Exercise directions: Extract the entries in their exact form.

----

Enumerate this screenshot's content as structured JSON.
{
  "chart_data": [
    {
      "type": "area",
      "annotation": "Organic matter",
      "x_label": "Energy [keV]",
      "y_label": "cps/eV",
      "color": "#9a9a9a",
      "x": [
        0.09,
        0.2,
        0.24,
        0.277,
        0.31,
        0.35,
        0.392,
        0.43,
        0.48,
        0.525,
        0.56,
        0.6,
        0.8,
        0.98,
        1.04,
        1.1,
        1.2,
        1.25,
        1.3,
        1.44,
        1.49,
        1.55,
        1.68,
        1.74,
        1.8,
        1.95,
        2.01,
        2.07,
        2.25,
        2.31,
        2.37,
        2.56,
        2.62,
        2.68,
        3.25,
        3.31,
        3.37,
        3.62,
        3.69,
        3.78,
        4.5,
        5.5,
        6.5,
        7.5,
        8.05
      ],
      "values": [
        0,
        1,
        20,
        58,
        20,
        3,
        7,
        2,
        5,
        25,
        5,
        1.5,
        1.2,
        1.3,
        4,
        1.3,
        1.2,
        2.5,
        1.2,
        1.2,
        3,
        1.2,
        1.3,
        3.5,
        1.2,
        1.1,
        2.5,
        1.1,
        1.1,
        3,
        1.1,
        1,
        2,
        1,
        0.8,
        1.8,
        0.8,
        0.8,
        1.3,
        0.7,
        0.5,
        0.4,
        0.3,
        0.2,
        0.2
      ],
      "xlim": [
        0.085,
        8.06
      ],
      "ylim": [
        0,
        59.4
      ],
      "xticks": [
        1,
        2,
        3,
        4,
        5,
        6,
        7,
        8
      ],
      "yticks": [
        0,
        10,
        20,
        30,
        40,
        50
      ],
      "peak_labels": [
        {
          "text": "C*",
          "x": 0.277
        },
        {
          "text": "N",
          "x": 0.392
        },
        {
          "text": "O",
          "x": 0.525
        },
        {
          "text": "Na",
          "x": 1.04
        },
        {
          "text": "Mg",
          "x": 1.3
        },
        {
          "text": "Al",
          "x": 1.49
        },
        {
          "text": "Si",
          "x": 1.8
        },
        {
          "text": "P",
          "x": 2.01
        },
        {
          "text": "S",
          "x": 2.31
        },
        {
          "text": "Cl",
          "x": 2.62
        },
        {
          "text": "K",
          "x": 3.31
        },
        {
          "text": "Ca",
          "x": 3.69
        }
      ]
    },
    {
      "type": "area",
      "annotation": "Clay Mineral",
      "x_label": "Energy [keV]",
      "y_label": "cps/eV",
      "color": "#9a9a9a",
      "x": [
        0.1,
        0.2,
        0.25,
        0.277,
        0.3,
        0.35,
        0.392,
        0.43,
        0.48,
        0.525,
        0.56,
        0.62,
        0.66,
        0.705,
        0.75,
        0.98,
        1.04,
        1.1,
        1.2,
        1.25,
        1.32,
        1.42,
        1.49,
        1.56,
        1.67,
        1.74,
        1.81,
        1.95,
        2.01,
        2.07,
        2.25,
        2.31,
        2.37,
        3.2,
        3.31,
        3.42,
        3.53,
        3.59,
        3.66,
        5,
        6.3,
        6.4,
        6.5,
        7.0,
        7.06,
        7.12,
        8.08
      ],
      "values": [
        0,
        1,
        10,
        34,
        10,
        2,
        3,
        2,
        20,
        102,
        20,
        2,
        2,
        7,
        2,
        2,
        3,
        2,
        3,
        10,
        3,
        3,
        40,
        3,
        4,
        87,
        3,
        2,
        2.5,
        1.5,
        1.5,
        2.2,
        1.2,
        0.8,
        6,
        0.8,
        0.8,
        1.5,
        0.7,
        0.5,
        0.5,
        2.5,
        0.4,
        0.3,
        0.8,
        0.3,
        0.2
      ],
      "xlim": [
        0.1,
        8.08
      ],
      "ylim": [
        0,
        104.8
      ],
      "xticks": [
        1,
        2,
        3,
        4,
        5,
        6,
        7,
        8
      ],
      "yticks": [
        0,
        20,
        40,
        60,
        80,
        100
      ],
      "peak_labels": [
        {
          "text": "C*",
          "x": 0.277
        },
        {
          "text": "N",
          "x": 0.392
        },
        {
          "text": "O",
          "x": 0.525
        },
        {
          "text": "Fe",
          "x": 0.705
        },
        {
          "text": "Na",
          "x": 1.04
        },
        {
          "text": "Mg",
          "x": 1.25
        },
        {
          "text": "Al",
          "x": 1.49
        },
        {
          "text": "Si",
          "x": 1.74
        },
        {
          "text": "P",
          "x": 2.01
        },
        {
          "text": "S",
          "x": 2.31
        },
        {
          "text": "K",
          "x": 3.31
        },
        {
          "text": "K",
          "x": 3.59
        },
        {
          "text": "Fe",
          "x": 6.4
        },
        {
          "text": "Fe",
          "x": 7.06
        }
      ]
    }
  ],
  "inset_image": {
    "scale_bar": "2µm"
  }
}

----

Result:
Enumerate this screenshot's content as structured JSON.
{
  "chart_data": [
    {
      "type": "area",
      "annotation": "Organic matter",
      "x_label": "Energy [keV]",
      "y_label": "cps/eV",
      "color": "#9a9a9a",
      "x": [
        0.09,
        0.2,
        0.24,
        0.277,
        0.31,
        0.35,
        0.392,
        0.43,
        0.48,
        0.525,
        0.56,
        0.6,
        0.8,
        0.98,
        1.04,
        1.1,
        1.2,
        1.25,
        1.3,
        1.44,
        1.49,
        1.55,
        1.68,
        1.74,
        1.8,
        1.95,
        2.01,
        2.07,
        2.25,
        2.31,
        2.37,
        2.56,
        2.62,
        2.68,
        3.25,
        3.31,
        3.37,
        3.62,
        3.69,
        3.78,
        4.5,
        5.5,
        6.5,
        7.5,
        8.05
      ],
      "values": [
        0,
        1,
        20,
        58,
        20,
        3,
        7,
        2,
        5,
        25,
        5,
        1.5,
        1.2,
        1.3,
        4,
        1.3,
        1.2,
        2.5,
        1.2,
        1.2,
        3,
        1.2,
        1.3,
        3.5,
        1.2,
        1.1,
        2.5,
        1.1,
        1.1,
        3,
        1.1,
        1,
        2,
        1,
        0.8,
        1.8,
        0.8,
        0.8,
        1.3,
        0.7,
        0.5,
        0.4,
        0.3,
        0.2,
        0.2
      ],
      "xlim": [
        0.085,
        8.06
      ],
      "ylim": [
        0,
        59.4
      ],
      "xticks": [
        1,
        2,
        3,
        4,
        5,
        6,
        7,
        8
      ],
      "yticks": [
        0,
        10,
        20,
        30,
        40,
        50
      ],
      "peak_labels": [
        {
          "text": "C*",
          "x": 0.277
        },
        {
          "text": "N",
          "x": 0.392
        },
        {
          "text": "O",
          "x": 0.525
        },
        {
          "text": "Na",
          "x": 1.04
        },
        {
          "text": "Mg",
          "x": 1.3
        },
        {
          "text": "Al",
          "x": 1.49
        },
        {
          "text": "Si",
          "x": 1.8
        },
        {
          "text": "P",
          "x": 2.01
        },
        {
          "text": "S",
          "x": 2.31
        },
        {
          "text": "Cl",
          "x": 2.62
        },
        {
          "text": "K",
          "x": 3.31
        },
        {
          "text": "Ca",
          "x": 3.69
        }
      ]
    },
    {
      "type": "area",
      "annotation": "Clay Mineral",
      "x_label": "Energy [keV]",
      "y_label": "cps/eV",
      "color": "#9a9a9a",
      "x": [
        0.1,
        0.2,
        0.25,
        0.277,
        0.3,
        0.35,
        0.392,
        0.43,
        0.48,
        0.525,
        0.56,
        0.62,
        0.66,
        0.705,
        0.75,
        0.98,
        1.04,
        1.1,
        1.2,
        1.25,
        1.32,
        1.42,
        1.49,
        1.56,
        1.67,
        1.74,
        1.81,
        1.95,
        2.01,
        2.07,
        2.25,
        2.31,
        2.37,
        3.2,
        3.31,
        3.42,
        3.53,
        3.59,
        3.66,
        5,
        6.3,
        6.4,
        6.5,
        7.0,
        7.06,
        7.12,
        8.08
      ],
      "values": [
        0,
        1,
        10,
        34,
        10,
        2,
        3,
        2,
        20,
        102,
        20,
        2,
        2,
        7,
        2,
        2,
        3,
        2,
        3,
        10,
        3,
        3,
        40,
        3,
        4,
        87,
        3,
        2,
        2.5,
        1.5,
        1.5,
        2.2,
        1.2,
        0.8,
        6,
        0.8,
        0.8,
        1.5,
        0.7,
        0.5,
        0.5,
        2.5,
        0.4,
        0.3,
        0.8,
        0.3,
        0.2
      ],
      "xlim": [
        0.1,
        8.08
      ],
      "ylim": [
        0,
        104.8
      ],
      "xticks": [
        1,
        2,
        3,
        4,
        5,
        6,
        7,
        8
      ],
      "yticks": [
        0,
        20,
        40,
        60,
        80,
        100
      ],
      "peak_labels": [
        {
          "text": "C*",
          "x": 0.277
        },
        {
          "text": "N",
          "x": 0.392
        },
        {
          "text": "O",
          "x": 0.525
        },
        {
          "text": "Fe",
          "x": 0.705
        },
        {
          "text": "Na",
          "x": 1.04
        },
        {
          "text": "Mg",
          "x": 1.25
        },
        {
          "text": "Al",
          "x": 1.49
        },
        {
          "text": "Si",
          "x": 1.74
        },
        {
          "text": "P",
          "x": 2.01
        },
        {
          "text": "S",
          "x": 2.31
        },
        {
          "text": "K",
          "x": 3.31
        },
        {
          "text": "K",
          "x": 3.59
        },
        {
          "text": "Fe",
          "x": 6.4
        },
        {
          "text": "Fe",
          "x": 7.06
        }
      ]
    }
  ],
  "inset_image": {
    "scale_bar": "2µm"
  }
}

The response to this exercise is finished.